• _Stored data_
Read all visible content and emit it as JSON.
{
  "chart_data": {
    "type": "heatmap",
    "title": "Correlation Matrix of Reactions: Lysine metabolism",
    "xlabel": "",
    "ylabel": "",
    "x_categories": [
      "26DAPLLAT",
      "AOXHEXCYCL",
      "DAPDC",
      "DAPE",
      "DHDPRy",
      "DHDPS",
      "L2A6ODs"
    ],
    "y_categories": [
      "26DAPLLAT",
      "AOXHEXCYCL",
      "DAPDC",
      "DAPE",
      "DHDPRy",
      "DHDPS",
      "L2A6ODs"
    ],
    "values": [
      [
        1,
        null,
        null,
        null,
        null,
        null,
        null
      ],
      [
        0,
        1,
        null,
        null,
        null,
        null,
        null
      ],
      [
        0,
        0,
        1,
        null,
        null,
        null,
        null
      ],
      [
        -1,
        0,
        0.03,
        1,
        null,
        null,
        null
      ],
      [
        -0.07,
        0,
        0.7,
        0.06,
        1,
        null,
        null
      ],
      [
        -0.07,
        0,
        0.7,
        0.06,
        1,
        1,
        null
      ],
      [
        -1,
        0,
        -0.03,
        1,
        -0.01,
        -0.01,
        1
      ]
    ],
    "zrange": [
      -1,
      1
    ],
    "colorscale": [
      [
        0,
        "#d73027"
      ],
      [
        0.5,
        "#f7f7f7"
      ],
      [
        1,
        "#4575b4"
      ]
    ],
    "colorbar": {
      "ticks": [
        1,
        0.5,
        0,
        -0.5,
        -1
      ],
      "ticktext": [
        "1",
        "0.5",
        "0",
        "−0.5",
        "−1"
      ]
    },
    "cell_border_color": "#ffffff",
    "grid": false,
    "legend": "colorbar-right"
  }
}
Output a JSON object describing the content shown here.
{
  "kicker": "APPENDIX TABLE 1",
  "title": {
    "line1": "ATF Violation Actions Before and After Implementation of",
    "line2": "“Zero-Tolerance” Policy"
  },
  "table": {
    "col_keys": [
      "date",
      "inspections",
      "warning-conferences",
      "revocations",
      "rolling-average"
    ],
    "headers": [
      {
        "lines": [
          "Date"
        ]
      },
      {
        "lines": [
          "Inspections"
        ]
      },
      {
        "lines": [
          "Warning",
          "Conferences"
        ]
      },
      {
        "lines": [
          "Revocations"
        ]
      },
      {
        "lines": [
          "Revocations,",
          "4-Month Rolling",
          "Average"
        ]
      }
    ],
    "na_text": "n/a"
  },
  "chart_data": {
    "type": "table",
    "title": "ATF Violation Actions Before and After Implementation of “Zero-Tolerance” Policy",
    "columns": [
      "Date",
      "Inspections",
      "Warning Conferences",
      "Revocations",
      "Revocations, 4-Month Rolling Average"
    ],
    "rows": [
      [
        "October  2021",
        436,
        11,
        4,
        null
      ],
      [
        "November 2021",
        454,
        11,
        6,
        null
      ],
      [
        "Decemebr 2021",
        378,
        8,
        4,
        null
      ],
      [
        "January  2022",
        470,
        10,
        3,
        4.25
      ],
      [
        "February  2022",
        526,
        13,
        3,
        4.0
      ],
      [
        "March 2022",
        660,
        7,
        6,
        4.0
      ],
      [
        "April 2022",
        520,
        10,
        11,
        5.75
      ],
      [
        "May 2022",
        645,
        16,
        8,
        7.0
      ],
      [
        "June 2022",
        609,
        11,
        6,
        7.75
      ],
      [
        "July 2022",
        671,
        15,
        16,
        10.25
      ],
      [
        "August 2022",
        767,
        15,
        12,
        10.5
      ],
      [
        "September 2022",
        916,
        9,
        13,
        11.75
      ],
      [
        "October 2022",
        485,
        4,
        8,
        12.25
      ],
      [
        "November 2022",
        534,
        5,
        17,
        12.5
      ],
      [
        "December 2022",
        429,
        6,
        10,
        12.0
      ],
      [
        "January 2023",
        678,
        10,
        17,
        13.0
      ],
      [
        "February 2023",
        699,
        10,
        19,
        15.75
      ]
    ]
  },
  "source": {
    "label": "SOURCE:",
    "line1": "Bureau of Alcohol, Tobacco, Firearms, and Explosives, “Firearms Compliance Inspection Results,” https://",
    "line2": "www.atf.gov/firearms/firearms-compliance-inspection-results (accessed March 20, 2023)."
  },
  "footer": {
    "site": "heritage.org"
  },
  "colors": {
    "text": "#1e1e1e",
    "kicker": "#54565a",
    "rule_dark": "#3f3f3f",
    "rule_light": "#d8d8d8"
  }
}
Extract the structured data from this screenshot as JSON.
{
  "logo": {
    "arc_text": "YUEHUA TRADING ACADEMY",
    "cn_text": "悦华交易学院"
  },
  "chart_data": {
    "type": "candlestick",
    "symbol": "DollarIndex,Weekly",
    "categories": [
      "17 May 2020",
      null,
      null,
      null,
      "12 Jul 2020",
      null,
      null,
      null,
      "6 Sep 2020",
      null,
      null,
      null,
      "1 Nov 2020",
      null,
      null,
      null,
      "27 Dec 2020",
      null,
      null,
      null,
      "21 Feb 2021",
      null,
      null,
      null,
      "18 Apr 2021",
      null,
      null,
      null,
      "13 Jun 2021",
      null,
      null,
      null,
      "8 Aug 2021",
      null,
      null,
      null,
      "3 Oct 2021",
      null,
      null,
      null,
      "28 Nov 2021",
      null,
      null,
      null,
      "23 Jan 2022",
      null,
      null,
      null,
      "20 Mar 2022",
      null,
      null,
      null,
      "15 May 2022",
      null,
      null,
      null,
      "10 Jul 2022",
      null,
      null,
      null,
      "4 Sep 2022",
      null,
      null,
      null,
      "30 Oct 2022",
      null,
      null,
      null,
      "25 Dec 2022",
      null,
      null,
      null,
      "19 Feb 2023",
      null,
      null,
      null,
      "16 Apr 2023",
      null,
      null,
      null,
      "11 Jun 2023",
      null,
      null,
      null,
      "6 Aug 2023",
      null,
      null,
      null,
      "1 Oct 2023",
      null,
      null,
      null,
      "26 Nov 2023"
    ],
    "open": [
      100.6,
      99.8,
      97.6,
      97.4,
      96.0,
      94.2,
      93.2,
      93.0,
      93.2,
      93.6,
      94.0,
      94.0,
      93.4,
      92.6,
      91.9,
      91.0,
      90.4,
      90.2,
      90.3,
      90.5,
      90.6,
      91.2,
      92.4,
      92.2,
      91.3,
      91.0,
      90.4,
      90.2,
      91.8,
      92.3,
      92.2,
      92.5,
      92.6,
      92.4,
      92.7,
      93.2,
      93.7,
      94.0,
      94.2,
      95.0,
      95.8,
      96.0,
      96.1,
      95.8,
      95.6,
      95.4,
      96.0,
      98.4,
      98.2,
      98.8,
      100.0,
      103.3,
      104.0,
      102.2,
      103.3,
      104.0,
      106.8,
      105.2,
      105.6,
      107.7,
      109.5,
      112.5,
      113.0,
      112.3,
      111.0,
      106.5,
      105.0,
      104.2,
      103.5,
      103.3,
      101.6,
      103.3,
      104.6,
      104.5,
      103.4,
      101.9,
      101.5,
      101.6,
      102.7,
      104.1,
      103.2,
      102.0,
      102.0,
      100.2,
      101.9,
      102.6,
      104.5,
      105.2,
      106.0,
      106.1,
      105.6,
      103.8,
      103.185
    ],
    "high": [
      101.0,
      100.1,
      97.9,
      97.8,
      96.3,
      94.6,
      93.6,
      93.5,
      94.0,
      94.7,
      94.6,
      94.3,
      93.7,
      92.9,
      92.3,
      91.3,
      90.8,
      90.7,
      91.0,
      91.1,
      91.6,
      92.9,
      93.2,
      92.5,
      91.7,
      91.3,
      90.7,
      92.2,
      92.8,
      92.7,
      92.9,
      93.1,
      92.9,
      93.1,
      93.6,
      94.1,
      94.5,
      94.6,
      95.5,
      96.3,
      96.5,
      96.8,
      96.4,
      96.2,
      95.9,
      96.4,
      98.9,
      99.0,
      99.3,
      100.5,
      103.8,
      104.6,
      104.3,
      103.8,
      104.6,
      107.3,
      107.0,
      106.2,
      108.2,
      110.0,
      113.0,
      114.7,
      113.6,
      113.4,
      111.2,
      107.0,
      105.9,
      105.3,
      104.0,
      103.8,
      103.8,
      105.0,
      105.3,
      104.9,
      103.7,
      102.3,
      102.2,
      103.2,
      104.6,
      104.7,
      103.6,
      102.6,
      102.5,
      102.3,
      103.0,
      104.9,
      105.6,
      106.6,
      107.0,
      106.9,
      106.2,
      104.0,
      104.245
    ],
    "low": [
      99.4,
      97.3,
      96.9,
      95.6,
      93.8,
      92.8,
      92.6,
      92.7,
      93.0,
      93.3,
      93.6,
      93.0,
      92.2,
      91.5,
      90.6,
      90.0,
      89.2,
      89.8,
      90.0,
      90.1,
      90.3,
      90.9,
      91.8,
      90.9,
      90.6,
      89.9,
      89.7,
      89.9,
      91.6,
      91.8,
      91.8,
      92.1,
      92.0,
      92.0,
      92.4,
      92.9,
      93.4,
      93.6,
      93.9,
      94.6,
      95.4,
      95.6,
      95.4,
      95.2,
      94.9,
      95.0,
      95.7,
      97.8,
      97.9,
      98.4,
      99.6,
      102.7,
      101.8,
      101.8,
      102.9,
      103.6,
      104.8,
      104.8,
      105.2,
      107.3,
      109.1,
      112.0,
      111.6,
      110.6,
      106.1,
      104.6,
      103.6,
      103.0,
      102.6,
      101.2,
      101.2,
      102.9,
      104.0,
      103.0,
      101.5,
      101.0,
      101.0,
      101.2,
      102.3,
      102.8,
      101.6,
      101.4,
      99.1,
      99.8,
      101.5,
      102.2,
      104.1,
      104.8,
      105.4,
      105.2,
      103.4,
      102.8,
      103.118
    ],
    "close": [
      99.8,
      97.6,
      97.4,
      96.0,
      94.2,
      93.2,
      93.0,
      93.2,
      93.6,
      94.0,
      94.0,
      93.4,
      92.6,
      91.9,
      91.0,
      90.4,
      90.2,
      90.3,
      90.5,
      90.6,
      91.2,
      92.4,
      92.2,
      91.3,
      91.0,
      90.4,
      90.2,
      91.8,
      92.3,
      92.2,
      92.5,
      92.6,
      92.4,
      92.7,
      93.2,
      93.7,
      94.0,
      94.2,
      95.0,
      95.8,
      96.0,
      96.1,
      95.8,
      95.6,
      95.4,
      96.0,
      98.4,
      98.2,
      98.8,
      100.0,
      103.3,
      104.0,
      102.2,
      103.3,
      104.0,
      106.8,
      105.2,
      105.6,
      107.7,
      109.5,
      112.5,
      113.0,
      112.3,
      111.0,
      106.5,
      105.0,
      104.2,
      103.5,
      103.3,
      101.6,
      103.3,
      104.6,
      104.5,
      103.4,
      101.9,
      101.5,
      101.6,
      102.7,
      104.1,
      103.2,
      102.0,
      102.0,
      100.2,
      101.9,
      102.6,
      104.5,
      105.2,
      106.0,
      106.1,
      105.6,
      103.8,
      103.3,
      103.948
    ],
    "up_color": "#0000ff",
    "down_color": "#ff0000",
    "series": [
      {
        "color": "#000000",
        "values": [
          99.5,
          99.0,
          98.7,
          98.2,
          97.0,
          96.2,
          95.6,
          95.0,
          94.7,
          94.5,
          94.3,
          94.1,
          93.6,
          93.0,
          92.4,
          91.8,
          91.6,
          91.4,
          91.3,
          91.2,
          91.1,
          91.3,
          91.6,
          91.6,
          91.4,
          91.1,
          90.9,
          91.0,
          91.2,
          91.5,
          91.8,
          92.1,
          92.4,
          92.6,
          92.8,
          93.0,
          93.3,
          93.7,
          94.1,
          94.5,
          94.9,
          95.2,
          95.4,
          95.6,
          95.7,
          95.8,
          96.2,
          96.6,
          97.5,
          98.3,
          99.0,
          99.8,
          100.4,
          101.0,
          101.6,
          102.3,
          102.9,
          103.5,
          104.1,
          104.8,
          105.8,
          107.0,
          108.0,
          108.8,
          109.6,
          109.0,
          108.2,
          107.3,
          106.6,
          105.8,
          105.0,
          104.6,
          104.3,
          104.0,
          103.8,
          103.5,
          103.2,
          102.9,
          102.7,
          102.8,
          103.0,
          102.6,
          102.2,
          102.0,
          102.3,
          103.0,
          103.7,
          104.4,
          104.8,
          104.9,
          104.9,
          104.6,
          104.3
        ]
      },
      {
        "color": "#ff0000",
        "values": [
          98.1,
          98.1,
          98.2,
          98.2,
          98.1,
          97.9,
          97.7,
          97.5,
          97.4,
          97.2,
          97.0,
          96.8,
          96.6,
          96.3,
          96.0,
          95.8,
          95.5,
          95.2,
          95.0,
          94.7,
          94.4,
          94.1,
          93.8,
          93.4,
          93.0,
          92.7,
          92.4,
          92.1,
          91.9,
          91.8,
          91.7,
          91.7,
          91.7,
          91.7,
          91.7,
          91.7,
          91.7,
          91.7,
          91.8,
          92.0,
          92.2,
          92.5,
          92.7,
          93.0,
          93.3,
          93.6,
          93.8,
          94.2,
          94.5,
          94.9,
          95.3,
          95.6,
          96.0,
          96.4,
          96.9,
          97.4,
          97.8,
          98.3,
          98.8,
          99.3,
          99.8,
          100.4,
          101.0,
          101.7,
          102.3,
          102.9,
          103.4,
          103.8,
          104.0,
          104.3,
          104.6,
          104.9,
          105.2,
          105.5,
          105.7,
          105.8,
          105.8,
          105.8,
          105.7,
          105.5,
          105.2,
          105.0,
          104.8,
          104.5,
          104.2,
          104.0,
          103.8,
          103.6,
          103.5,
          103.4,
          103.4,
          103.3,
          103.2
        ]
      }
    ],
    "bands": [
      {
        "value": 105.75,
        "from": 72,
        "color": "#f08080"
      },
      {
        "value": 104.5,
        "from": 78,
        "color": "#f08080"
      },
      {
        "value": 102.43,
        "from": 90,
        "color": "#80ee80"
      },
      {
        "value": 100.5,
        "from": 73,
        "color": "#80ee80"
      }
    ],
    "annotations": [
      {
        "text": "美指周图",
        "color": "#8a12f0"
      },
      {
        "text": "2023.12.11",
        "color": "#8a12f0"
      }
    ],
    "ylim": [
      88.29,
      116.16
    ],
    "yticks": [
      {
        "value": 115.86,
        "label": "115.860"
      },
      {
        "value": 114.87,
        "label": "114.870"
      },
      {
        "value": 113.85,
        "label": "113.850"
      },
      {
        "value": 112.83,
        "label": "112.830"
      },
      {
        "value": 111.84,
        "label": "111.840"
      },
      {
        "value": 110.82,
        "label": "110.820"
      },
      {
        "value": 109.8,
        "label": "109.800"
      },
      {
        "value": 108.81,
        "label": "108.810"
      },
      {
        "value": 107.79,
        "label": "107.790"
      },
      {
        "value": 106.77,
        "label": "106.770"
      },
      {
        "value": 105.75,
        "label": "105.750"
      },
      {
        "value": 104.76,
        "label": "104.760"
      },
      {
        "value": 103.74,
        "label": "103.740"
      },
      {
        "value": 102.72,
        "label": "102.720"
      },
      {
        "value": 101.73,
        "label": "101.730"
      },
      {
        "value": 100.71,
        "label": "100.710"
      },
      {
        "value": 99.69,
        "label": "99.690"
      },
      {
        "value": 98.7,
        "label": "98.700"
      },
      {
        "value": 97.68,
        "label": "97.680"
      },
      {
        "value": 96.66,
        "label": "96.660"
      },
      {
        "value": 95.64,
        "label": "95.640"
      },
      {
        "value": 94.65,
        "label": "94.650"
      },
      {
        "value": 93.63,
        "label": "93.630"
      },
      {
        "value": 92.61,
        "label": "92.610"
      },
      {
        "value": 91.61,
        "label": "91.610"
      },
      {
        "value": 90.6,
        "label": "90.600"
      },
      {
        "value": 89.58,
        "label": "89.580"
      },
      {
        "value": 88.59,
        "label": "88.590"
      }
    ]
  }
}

• _THE REQUEST_
Only a number is wanted here: how many lines in the data above include the string "title"?

• _RESPONSE TO THIS EXERCISE_
3